WRITTEN REQUEST A: Reproduce the records verbatim from their start through the line containing "y-tick-label: 67: [37, 102, 52, 116]", including both ends.

SUPPLIED TEXT:
— Begin —

The implementation defines two helper functions.

The find_first function performs binary search while biasing toward the left side. Whenever the target is found, the current index is stored in answer, but the search continues in the left half by moving right = mid - 1.

The find_last function is almost identical, except it biases toward the right side. After finding the target, it moves left = mid + 1 to continue searching for later occurrences.

The main function first searches for the first occurrence. If the target does not exist, it immediately returns [-1, -1]. Otherwise, it performs the second search and returns both indices.

This structure keeps the code clean and makes the two boundary searches easy to understand independently.

Go Solution

func searchRange(nums []int, target int) []int {

	findFirst := func() int {
		left, right := 0, len(nums)-1
		answer := -1

		for left <= right {
			mid := left + (right-left)/2

			if nums[mid] == target {
				answer = mid
				right = mid - 1
			} else if nums[mid] < target {
				left = mid + 1
			} else {
				right = mid - 1
			}
		}

		return answer
	}

	findLast := func() int {
		left, right := 0, len(nums)-1
		answer := -1

		for left <= right {
			mid := left + (right-left)/2

			if nums[mid] == target {
				answer = mid
				left = mid + 1
			} else if nums[mid] < target {
				left = mid + 1
			} else {
				right = mid - 1
			}
		}

		return answer
	}

	first := findFirst()

— End —

DATA SUPPLIED:
— Begin —

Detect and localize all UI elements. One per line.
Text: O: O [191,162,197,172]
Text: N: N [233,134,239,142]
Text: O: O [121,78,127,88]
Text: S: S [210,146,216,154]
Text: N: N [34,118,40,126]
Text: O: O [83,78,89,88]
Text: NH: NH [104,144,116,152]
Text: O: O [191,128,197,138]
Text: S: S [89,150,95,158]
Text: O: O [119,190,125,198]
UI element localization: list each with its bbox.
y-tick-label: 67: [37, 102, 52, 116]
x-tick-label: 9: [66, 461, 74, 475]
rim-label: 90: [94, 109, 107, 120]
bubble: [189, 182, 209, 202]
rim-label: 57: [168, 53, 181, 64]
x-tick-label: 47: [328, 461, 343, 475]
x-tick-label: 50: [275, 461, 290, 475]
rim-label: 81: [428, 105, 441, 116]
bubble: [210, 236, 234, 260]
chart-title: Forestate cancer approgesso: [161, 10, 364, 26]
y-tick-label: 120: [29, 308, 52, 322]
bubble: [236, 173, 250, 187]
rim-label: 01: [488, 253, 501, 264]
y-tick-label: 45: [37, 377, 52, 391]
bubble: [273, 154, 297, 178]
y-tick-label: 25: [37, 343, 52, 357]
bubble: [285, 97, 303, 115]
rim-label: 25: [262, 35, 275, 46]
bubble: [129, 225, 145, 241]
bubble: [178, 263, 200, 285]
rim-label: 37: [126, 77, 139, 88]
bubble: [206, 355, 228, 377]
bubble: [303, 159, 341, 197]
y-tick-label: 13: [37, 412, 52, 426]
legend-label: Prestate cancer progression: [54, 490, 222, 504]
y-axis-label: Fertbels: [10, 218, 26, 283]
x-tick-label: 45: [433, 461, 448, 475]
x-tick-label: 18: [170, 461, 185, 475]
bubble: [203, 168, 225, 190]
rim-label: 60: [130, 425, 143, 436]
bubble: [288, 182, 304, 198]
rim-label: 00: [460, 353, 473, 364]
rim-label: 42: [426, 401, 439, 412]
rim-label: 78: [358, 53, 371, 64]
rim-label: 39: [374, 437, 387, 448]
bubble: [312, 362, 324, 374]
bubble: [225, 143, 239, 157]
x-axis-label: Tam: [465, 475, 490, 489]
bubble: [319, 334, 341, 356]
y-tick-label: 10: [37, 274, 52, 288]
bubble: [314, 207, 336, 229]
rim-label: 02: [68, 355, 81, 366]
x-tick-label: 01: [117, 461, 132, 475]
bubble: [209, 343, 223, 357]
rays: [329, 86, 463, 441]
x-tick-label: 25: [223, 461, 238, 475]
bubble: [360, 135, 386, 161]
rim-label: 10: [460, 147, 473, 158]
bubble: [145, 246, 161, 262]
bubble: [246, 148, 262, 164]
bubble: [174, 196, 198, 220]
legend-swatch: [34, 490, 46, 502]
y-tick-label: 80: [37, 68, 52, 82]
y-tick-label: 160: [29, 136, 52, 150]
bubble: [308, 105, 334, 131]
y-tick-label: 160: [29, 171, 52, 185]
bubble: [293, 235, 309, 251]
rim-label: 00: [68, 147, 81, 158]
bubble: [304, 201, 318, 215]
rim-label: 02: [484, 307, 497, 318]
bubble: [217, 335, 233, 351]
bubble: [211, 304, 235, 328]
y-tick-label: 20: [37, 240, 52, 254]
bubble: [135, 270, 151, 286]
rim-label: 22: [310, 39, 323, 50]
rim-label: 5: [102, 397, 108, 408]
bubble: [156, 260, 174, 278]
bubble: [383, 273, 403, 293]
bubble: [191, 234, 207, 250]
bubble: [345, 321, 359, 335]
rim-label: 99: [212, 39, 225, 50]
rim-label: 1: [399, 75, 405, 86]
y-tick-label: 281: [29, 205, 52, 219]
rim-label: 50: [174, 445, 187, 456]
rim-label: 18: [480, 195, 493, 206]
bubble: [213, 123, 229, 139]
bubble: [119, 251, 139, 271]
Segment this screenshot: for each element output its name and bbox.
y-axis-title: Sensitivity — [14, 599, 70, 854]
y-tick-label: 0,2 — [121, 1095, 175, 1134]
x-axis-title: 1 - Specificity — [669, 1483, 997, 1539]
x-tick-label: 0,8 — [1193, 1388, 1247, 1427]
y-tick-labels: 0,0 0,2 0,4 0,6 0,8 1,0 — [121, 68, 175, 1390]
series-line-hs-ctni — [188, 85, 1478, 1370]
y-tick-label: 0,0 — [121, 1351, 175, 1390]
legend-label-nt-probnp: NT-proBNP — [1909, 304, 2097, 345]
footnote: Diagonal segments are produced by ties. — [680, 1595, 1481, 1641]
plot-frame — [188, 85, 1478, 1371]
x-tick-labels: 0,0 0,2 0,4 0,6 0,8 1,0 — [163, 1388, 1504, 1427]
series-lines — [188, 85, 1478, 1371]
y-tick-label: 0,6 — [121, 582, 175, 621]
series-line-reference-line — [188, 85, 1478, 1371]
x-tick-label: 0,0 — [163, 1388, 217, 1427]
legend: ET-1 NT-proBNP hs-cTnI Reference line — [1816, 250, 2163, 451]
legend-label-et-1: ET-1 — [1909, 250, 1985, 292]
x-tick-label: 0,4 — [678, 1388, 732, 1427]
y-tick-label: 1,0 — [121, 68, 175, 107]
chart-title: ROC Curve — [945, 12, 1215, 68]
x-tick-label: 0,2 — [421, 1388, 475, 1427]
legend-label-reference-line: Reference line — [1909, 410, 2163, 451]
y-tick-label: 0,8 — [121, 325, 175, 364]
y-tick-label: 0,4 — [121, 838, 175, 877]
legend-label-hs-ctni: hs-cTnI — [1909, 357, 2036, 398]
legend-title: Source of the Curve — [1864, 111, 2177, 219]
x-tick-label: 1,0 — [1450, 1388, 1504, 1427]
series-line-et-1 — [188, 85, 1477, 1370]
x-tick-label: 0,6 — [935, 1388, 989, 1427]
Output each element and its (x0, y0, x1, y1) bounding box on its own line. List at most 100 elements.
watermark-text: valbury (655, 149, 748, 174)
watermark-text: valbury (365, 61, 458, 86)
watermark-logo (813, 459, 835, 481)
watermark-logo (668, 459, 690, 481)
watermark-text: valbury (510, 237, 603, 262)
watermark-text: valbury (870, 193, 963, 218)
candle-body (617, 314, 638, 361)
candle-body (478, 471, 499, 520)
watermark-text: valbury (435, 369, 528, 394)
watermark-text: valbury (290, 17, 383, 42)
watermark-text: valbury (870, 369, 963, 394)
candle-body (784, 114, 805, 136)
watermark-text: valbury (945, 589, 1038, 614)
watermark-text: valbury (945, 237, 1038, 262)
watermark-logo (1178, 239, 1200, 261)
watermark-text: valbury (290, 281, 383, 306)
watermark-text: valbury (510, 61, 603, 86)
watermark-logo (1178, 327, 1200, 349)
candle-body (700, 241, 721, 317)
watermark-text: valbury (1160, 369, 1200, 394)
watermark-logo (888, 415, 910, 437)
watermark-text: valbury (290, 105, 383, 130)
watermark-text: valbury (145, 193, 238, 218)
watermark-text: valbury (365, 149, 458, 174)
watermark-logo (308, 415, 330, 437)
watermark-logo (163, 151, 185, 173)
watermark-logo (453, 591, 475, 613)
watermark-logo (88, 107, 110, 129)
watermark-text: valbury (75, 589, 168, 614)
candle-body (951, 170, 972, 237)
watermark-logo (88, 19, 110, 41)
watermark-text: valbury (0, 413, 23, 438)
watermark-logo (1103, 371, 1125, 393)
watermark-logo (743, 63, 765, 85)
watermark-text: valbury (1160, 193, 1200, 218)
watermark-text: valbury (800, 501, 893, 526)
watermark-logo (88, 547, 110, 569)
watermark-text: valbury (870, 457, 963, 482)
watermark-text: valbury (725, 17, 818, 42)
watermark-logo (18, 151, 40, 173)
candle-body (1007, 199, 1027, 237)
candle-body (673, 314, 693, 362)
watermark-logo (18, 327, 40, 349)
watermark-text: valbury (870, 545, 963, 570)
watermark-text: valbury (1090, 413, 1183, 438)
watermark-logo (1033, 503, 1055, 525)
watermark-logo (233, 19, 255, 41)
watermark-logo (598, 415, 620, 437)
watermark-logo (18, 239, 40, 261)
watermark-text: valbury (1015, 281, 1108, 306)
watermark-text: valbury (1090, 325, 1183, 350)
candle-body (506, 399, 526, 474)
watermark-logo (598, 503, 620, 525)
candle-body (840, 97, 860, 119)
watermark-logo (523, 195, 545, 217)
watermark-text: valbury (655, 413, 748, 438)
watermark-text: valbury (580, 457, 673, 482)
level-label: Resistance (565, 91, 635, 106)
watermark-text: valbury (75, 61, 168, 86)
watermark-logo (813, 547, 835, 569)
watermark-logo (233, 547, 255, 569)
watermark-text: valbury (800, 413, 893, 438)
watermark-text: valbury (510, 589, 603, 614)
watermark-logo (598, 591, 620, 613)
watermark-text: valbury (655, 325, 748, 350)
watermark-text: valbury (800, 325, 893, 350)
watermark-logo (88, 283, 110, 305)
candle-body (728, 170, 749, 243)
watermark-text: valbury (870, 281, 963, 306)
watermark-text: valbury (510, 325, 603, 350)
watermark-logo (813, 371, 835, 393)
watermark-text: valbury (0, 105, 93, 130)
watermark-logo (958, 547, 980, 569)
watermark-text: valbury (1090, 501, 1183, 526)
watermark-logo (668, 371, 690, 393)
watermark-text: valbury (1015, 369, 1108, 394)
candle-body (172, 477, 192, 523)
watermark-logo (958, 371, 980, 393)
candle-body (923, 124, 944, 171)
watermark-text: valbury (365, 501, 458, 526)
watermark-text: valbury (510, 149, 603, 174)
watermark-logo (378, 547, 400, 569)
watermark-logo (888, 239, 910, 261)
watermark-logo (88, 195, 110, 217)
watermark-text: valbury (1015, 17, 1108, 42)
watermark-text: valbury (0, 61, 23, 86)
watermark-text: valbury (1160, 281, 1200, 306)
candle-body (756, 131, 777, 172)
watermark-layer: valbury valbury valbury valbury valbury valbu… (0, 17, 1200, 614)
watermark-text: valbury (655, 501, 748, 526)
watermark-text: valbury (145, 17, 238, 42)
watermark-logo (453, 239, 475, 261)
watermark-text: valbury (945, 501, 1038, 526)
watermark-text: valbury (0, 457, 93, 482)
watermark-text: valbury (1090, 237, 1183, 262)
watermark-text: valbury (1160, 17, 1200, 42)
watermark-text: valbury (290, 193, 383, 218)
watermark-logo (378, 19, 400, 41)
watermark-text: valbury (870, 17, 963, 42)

— End —

WRITTEN REQUEST B: In the binary search passage, quote the stretch from "The find_first function" through "for later occurrences.".

COMPLETE OUTPUT A:
Detect and localize all UI elements. One per line.
Text: O: O [191,162,197,172]
Text: N: N [233,134,239,142]
Text: O: O [121,78,127,88]
Text: S: S [210,146,216,154]
Text: N: N [34,118,40,126]
Text: O: O [83,78,89,88]
Text: NH: NH [104,144,116,152]
Text: O: O [191,128,197,138]
Text: S: S [89,150,95,158]
Text: O: O [119,190,125,198]
UI element localization: list each with its bbox.
y-tick-label: 67: [37, 102, 52, 116]

COMPLETE OUTPUT B:
The find_first function performs binary search while biasing toward the left side. Whenever the target is found, the current index is stored in answer, but the search continues in the left half by moving right = mid - 1.

The find_last function is almost identical, except it biases toward the right side. After finding the target, it moves left = mid + 1 to continue searching for later occurrences.